--- Begin Data records ---

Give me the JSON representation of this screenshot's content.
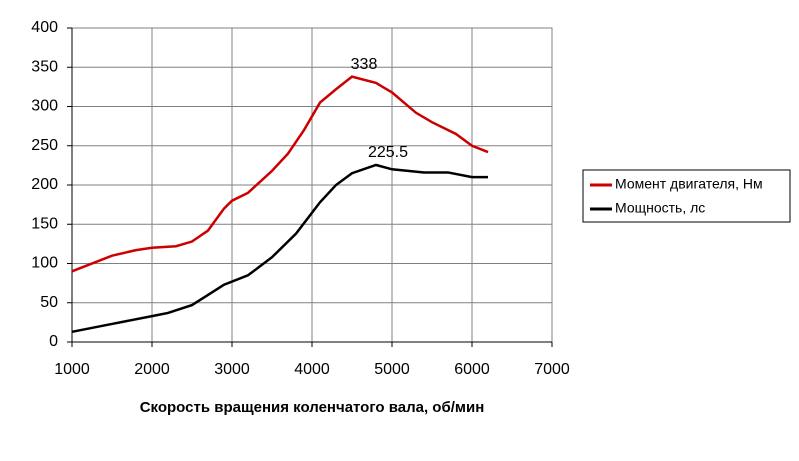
{
  "chart_data": {
    "type": "line",
    "x_label": "Скорость вращения коленчатого вала, об/мин",
    "xlim": [
      1000,
      7000
    ],
    "xticks": [
      1000,
      2000,
      3000,
      4000,
      5000,
      6000,
      7000
    ],
    "ylim": [
      0,
      400
    ],
    "yticks": [
      0,
      50,
      100,
      150,
      200,
      250,
      300,
      350,
      400
    ],
    "grid": true,
    "legend": "right",
    "series": [
      {
        "name": "Момент двигателя, Нм",
        "color": "#cc0000",
        "x": [
          1000,
          1200,
          1500,
          1800,
          2000,
          2300,
          2500,
          2700,
          2900,
          3000,
          3200,
          3500,
          3700,
          3900,
          4100,
          4300,
          4500,
          4800,
          5000,
          5300,
          5500,
          5800,
          6000,
          6200
        ],
        "values": [
          90,
          98,
          110,
          117,
          120,
          122,
          128,
          142,
          170,
          180,
          190,
          218,
          240,
          270,
          305,
          322,
          338,
          330,
          318,
          292,
          280,
          265,
          250,
          242
        ]
      },
      {
        "name": "Мощность, лс",
        "color": "#000000",
        "x": [
          1000,
          1500,
          2000,
          2200,
          2500,
          2700,
          2900,
          3200,
          3500,
          3800,
          4100,
          4300,
          4500,
          4800,
          5000,
          5400,
          5700,
          6000,
          6200
        ],
        "values": [
          13,
          23,
          33,
          37,
          47,
          60,
          73,
          85,
          108,
          138,
          178,
          200,
          215,
          225.5,
          220,
          216,
          216,
          210,
          210
        ]
      }
    ],
    "annotations": [
      {
        "x": 4500,
        "value": 338
      },
      {
        "x": 4800,
        "value": 225.5
      }
    ]
  }
}
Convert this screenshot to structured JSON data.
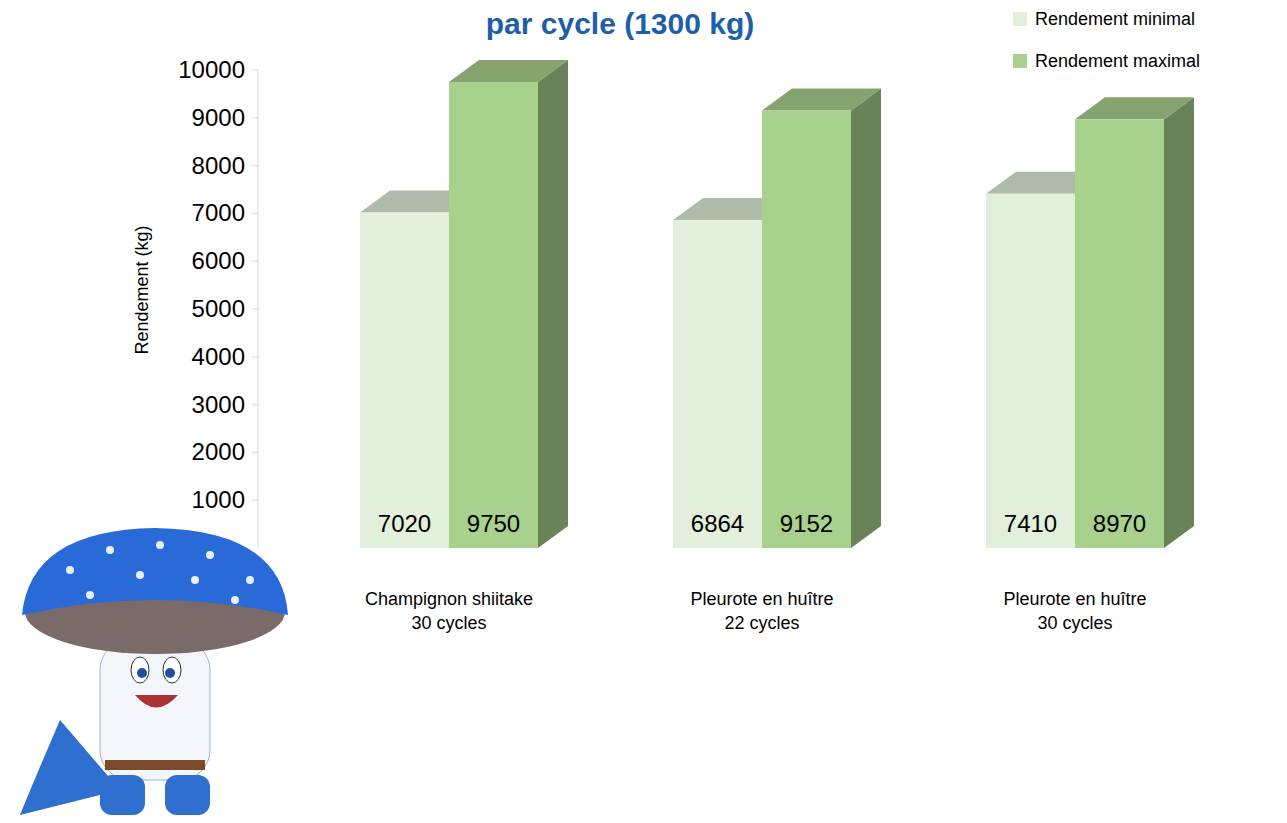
{
  "chart_data": {
    "type": "bar",
    "title": "par cycle (1300 kg)",
    "y_label": "Rendement (kg)",
    "categories": [
      "Champignon shiitake\n30 cycles",
      "Pleurote en huître\n22 cycles",
      "Pleurote en huître\n30 cycles"
    ],
    "series": [
      {
        "name": "Rendement minimal",
        "color": "#e2efda",
        "values": [
          7020,
          6864,
          7410
        ]
      },
      {
        "name": "Rendement maximal",
        "color": "#a9d18e",
        "values": [
          9750,
          9152,
          8970
        ]
      }
    ],
    "ylim": [
      0,
      10000
    ],
    "yticks": [
      1000,
      2000,
      3000,
      4000,
      5000,
      6000,
      7000,
      8000,
      9000,
      10000
    ],
    "grid": false,
    "legend": "top-right",
    "data_labels": true
  }
}
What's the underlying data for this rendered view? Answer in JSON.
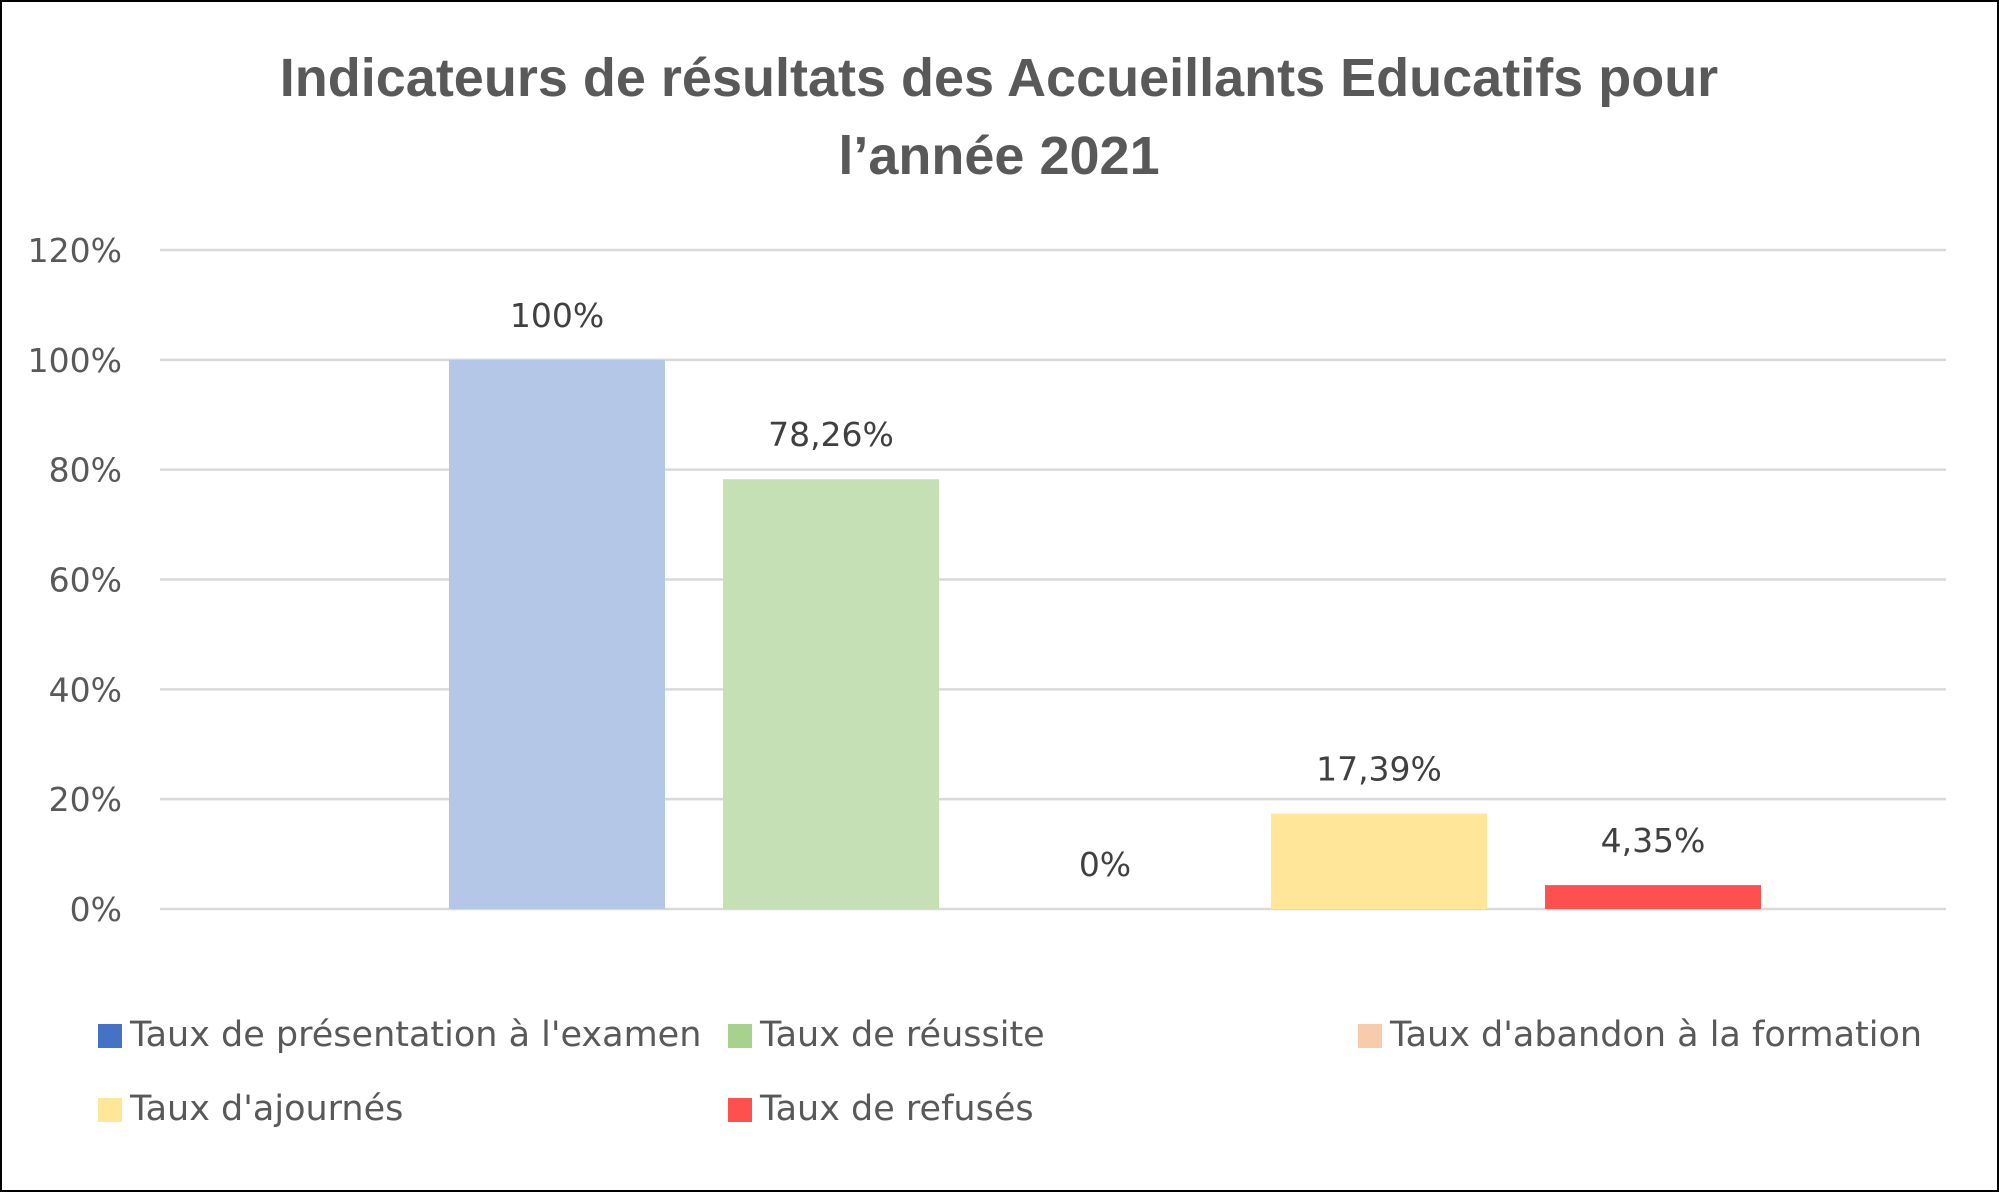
{
  "chart_data": {
    "type": "bar",
    "title": "Indicateurs de résultats des Accueillants Educatifs pour l’année 2021",
    "title_lines": [
      "Indicateurs de résultats des Accueillants Educatifs pour",
      "l’année 2021"
    ],
    "xlabel": "",
    "ylabel": "",
    "ylim": [
      0,
      120
    ],
    "yticks": [
      0,
      20,
      40,
      60,
      80,
      100,
      120
    ],
    "ytick_labels": [
      "0%",
      "20%",
      "40%",
      "60%",
      "80%",
      "100%",
      "120%"
    ],
    "grid": true,
    "legend_position": "bottom",
    "series": [
      {
        "name": "Taux de présentation à l'examen",
        "value": 100,
        "label": "100%",
        "color": "#b4c7e7",
        "legend_color": "#4472c4"
      },
      {
        "name": "Taux de réussite",
        "value": 78.26,
        "label": "78,26%",
        "color": "#c5e0b4",
        "legend_color": "#a9d18e"
      },
      {
        "name": "Taux d'abandon à la formation",
        "value": 0,
        "label": "0%",
        "color": "#f8cbad",
        "legend_color": "#f8cbad"
      },
      {
        "name": "Taux d'ajournés",
        "value": 17.39,
        "label": "17,39%",
        "color": "#ffe699",
        "legend_color": "#ffe699"
      },
      {
        "name": "Taux de refusés",
        "value": 4.35,
        "label": "4,35%",
        "color": "#ff5050",
        "legend_color": "#ff5050"
      }
    ]
  }
}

--- End Data records ---

Exercise instructions:
Only lines that contain the word "année" are wanted; copy each of them.

Complete answer:
    "title": "Indicateurs de résultats des Accueillants Educatifs pour l’année 2021",
      "l’année 2021"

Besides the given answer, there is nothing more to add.